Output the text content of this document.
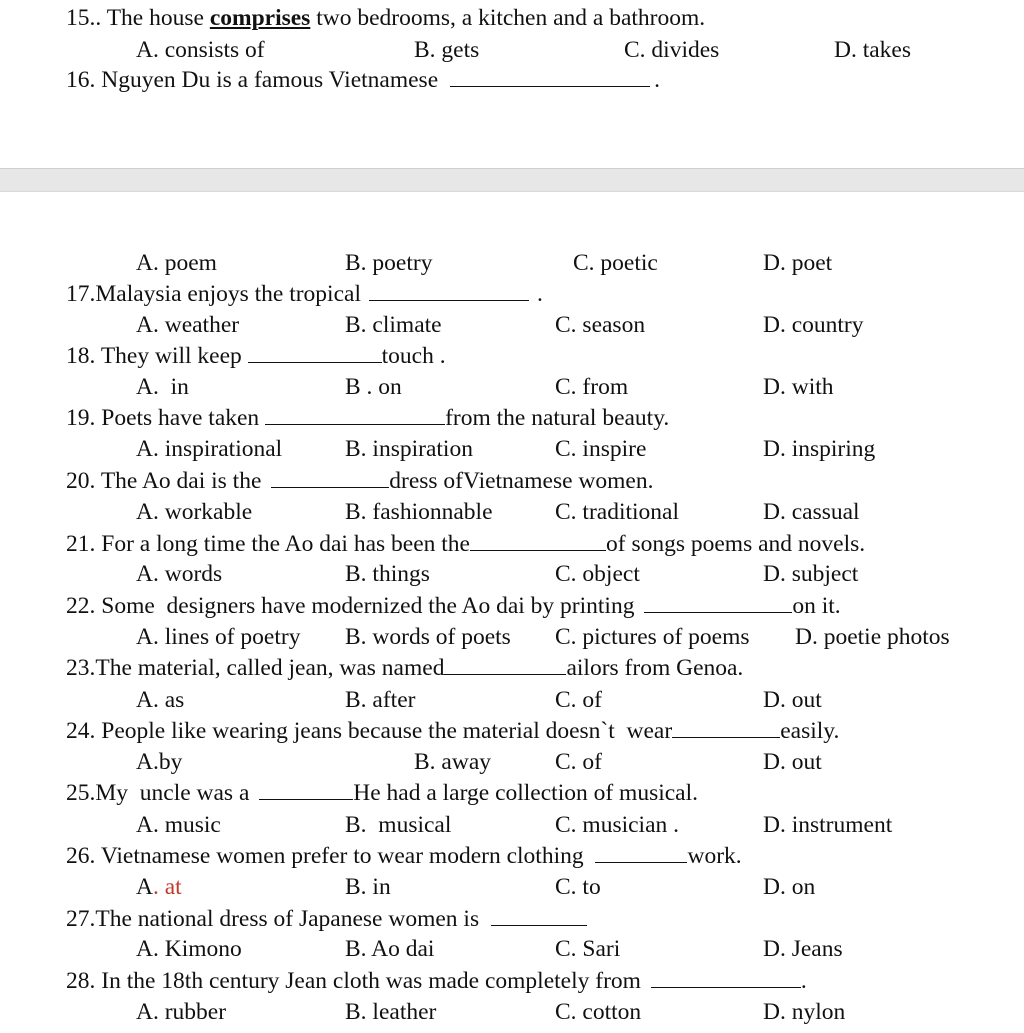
15.. The house comprises two bedrooms, a kitchen and a bathroom.
A. consists of	B. gets	C. divides	D. takes
16. Nguyen Du is a famous Vietnamese	.
A. poem	B. poetry	C. poetic	D. poet
17.Malaysia enjoys the tropical	.
A. weather	B. climate	C. season	D. country
18. They will keep	touch .
A.  in	B . on	C. from	D. with
19. Poets have taken	from the natural beauty.
A. inspirational	B. inspiration	C. inspire	D. inspiring
20. The Ao dai is the	dress ofVietnamese women.
A. workable	B. fashionnable	C. traditional	D. cassual
21. For a long time the Ao dai has been the	of songs poems and novels.
A. words	B. things	C. object	D. subject
22. Some  designers have modernized the Ao dai by printing	on it.
A. lines of poetry B. words of poets C. pictures of poems D. poetie photos
23.The material, called jean, was named	ailors from Genoa.
A. as	B. after	C. of	D. out
24. People like wearing jeans because the material doesn`t  wear	easily.
A.by	B. away	C. of	D. out
25.My  uncle was a	He had a large collection of musical.
A. music	B.  musical	C. musician .	D. instrument
26. Vietnamese women prefer to wear modern clothing	work.
A. at	B. in	C. to	D. on
27.The national dress of Japanese women is
A. Kimono	B. Ao dai	C. Sari	D. Jeans
28. In the 18th century Jean cloth was made completely from	.
A. rubber	B. leather	C. cotton	D. nylon
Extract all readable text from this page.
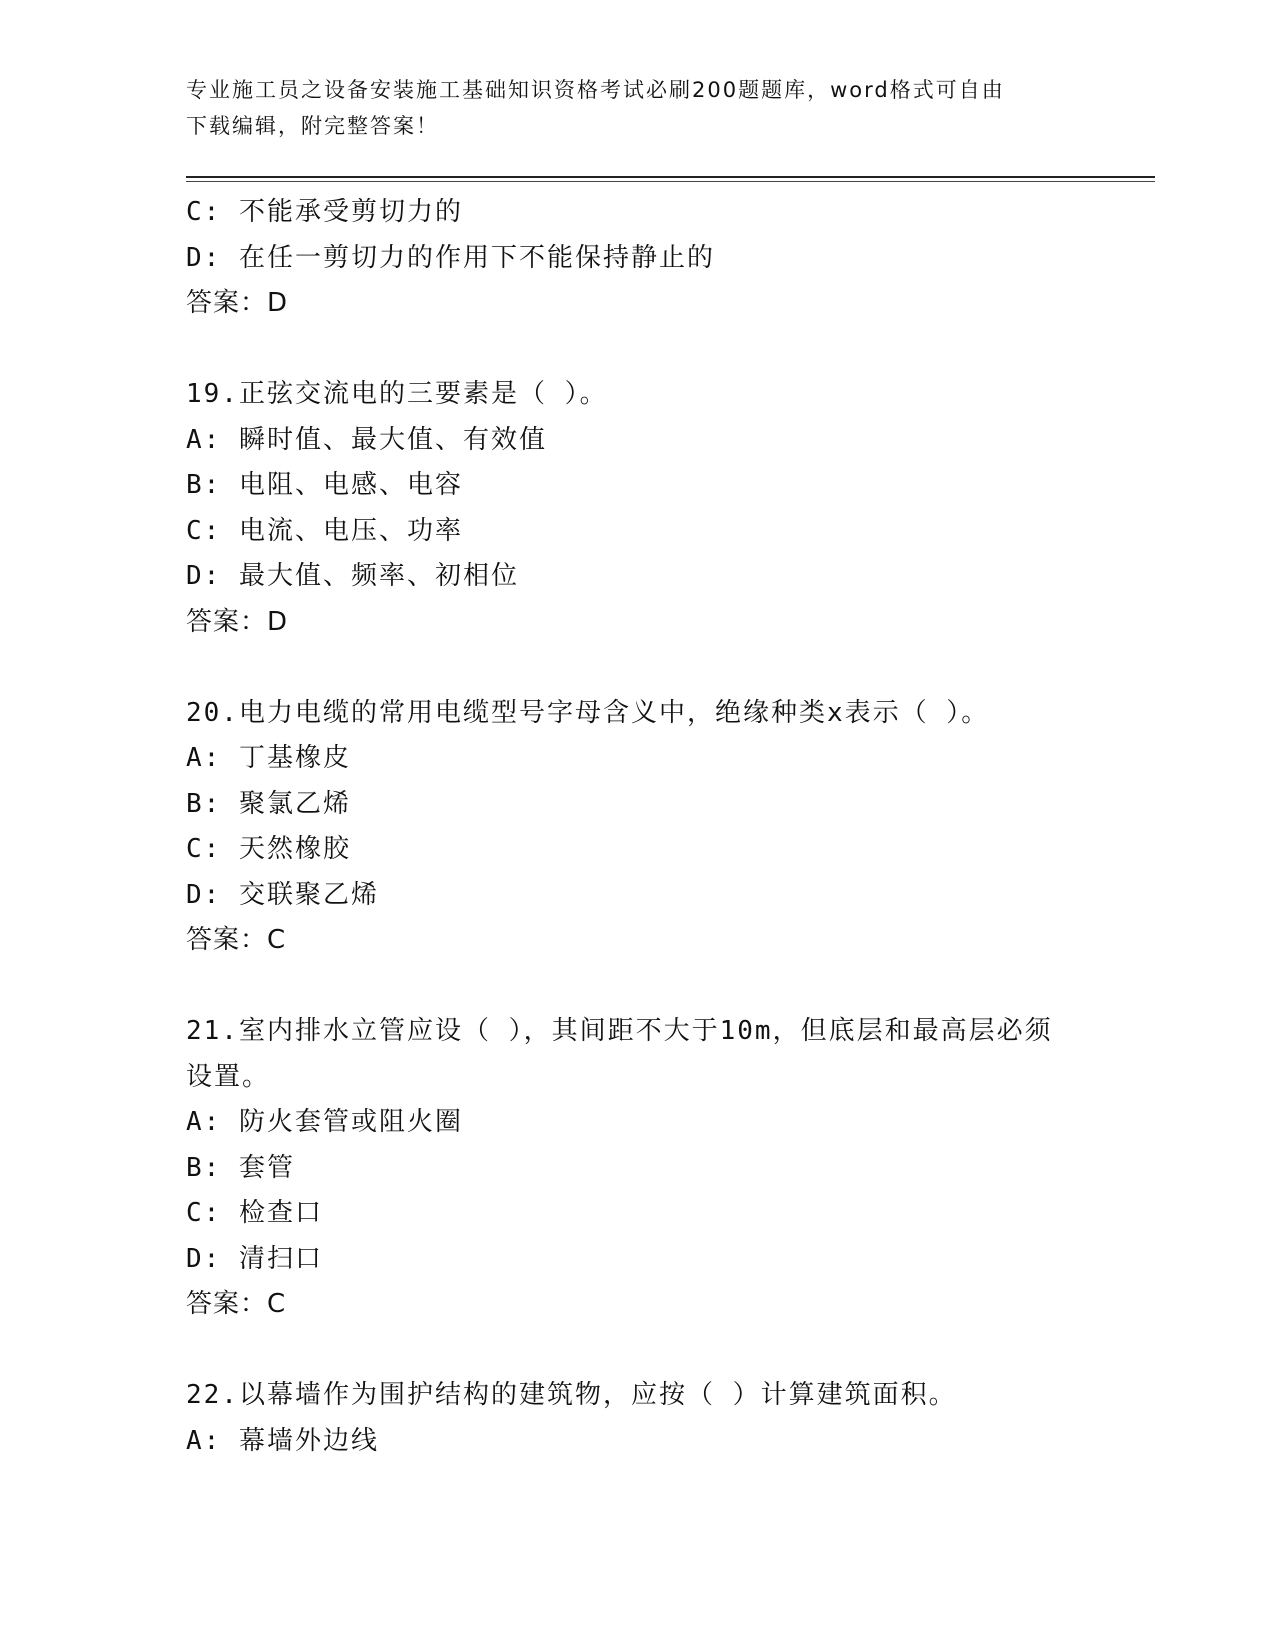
专业施工员之设备安装施工基础知识资格考试必刷200题题库，word格式可自由
下载编辑，附完整答案！
C: 不能承受剪切力的
D: 在任一剪切力的作用下不能保持静止的
答案：D
19.正弦交流电的三要素是（ ）。
A: 瞬时值、最大值、有效值
B: 电阻、电感、电容
C: 电流、电压、功率
D: 最大值、频率、初相位
答案：D
20.电力电缆的常用电缆型号字母含义中，绝缘种类x表示（ ）。
A: 丁基橡皮
B: 聚氯乙烯
C: 天然橡胶
D: 交联聚乙烯
答案：C
21.室内排水立管应设（ ），其间距不大于10m，但底层和最高层必须
设置。
A: 防火套管或阻火圈
B: 套管
C: 检查口
D: 清扫口
答案：C
22.以幕墙作为围护结构的建筑物，应按（ ）计算建筑面积。
A: 幕墙外边线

——————————

* [Directions]
Extract from the material all lines containing the string "have".

* [Complete output]
19. Poets have taken	from the natural beauty.
22. Some  designers have modernized the Ao dai by printing	on it.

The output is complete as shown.